[Entries taken from a collection]
======

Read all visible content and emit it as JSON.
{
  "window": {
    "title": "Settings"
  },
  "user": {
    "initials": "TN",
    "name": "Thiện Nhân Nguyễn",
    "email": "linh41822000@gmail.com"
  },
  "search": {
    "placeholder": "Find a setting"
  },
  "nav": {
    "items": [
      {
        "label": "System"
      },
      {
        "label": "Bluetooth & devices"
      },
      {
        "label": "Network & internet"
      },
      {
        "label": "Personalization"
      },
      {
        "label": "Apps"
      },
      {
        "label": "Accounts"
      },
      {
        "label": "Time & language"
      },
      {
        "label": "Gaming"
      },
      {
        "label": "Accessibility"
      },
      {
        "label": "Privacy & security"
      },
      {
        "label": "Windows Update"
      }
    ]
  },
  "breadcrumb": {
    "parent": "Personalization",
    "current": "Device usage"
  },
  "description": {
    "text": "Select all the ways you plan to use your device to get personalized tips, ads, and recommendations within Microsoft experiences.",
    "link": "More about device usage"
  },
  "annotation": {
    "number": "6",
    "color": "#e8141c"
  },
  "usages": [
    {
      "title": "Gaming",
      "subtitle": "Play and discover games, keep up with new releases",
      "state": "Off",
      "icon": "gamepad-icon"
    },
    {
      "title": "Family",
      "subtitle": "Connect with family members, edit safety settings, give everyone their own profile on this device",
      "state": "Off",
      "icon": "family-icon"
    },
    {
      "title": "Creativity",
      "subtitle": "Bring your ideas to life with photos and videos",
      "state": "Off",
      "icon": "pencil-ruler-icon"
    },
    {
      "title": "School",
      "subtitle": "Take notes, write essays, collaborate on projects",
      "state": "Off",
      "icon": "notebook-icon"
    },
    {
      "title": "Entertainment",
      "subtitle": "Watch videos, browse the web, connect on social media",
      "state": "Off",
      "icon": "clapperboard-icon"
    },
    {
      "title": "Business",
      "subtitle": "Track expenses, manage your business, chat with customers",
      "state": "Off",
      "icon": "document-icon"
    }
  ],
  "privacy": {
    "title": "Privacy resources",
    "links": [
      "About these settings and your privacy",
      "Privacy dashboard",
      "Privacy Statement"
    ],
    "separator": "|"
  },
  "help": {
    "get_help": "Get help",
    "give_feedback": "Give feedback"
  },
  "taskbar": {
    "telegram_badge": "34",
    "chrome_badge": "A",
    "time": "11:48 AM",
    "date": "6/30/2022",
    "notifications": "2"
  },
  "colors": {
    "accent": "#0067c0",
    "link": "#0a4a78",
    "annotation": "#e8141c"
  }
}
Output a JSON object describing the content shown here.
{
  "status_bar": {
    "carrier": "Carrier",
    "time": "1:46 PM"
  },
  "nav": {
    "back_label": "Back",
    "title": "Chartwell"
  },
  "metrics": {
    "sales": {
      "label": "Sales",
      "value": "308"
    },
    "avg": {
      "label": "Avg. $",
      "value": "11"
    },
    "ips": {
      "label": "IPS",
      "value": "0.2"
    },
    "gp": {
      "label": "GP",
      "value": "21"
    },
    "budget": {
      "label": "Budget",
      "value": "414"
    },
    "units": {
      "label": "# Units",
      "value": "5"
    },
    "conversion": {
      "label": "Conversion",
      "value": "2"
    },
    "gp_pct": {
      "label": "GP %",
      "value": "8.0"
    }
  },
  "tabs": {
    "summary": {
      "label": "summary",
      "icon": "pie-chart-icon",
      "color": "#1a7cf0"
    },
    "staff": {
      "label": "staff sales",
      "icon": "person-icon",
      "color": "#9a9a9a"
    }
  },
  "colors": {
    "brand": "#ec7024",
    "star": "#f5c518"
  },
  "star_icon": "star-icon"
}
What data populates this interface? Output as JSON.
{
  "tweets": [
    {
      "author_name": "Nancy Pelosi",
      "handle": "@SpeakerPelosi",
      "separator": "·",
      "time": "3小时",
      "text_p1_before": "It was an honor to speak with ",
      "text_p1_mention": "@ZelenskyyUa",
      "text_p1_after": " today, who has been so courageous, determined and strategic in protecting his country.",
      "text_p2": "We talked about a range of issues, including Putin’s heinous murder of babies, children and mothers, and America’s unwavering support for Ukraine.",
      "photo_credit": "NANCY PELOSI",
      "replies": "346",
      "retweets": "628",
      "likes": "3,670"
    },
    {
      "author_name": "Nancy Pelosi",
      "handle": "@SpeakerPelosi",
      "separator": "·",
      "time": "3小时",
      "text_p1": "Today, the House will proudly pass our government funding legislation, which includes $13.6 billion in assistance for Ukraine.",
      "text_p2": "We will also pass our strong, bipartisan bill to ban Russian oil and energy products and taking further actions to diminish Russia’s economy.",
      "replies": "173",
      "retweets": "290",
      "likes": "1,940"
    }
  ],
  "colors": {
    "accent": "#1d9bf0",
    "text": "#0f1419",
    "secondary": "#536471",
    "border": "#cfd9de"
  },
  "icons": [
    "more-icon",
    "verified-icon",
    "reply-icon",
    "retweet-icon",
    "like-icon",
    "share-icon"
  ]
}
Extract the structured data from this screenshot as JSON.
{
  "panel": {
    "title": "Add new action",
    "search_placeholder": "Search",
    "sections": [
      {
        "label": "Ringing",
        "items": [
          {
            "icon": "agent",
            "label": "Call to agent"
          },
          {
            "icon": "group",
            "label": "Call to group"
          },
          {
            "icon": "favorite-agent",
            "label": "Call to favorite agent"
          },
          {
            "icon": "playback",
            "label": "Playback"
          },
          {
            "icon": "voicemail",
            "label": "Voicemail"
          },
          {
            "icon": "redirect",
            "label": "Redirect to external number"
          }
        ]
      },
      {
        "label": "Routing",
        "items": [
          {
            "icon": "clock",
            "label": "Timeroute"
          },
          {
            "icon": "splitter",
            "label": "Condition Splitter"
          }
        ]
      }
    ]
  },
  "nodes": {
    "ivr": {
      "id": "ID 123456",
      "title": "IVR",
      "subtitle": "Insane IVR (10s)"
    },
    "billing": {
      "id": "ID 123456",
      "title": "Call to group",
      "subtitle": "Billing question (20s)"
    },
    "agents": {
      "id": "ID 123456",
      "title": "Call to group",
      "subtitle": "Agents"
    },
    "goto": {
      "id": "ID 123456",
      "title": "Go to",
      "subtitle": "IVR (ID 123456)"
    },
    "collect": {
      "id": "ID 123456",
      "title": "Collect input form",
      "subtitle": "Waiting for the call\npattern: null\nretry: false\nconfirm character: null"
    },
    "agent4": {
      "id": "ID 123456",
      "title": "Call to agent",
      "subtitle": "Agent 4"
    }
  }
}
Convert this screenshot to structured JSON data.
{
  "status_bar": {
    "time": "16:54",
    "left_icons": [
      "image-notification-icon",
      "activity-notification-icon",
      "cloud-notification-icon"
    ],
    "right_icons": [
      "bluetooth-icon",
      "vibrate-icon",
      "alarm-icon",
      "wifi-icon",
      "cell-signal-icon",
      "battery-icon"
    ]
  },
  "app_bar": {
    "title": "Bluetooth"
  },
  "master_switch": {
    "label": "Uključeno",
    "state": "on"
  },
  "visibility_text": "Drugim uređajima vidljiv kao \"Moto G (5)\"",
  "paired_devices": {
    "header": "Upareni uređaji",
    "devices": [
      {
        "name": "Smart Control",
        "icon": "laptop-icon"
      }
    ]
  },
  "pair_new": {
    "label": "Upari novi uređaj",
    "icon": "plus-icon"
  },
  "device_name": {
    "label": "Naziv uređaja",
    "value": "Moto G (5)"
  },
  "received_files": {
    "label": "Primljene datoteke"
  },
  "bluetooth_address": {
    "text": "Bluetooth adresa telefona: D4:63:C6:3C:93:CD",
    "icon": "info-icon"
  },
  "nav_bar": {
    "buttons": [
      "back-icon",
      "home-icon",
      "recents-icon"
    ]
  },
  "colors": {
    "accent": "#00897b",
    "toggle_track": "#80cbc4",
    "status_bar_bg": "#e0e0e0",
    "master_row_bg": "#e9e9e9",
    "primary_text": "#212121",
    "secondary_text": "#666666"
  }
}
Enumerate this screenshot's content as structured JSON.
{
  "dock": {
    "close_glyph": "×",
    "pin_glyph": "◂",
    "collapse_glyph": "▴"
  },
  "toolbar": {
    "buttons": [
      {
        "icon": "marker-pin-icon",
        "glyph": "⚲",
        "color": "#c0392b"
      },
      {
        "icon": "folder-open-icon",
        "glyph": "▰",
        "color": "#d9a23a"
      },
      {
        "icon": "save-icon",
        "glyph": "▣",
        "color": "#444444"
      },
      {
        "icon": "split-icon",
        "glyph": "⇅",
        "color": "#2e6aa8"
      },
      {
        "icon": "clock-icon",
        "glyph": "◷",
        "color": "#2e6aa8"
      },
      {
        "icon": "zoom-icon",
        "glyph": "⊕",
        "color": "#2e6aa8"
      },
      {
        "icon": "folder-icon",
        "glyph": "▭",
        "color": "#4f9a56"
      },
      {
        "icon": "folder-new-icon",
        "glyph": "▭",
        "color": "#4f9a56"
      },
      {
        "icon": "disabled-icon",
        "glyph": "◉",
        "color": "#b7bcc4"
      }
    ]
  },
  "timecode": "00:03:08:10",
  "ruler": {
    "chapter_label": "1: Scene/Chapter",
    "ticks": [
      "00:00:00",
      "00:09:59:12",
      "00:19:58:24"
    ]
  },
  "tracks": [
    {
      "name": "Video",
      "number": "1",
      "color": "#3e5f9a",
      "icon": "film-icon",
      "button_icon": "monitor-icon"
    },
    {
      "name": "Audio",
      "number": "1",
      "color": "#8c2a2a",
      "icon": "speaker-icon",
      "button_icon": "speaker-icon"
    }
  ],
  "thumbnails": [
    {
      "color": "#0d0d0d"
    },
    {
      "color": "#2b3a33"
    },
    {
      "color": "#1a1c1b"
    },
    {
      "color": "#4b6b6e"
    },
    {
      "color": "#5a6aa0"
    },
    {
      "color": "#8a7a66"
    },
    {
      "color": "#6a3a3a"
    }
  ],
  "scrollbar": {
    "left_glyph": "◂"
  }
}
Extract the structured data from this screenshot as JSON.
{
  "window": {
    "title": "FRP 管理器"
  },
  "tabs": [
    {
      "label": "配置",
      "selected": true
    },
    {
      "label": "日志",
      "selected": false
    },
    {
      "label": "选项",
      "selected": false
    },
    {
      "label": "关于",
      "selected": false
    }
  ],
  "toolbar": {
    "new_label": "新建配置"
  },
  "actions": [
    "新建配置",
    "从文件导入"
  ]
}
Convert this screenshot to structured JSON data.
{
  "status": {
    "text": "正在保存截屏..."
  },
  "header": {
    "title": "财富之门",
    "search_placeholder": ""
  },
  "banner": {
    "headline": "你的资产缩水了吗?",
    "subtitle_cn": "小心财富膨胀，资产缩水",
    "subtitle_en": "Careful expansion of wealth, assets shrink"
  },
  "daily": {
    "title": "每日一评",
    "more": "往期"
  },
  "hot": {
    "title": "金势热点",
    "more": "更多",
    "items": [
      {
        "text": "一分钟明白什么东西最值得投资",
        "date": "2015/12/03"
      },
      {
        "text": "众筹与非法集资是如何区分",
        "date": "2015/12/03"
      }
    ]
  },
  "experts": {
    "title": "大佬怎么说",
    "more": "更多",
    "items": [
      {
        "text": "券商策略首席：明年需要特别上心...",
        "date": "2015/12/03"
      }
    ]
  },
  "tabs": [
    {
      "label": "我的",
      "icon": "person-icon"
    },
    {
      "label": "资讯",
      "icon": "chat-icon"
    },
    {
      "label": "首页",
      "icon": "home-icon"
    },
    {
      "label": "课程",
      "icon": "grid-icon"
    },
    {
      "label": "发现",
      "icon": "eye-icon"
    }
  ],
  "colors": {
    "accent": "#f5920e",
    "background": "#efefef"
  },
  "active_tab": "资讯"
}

======

* What you should do
What is the number of lines above that contain "content"? Answer with that number only.

* Task result
3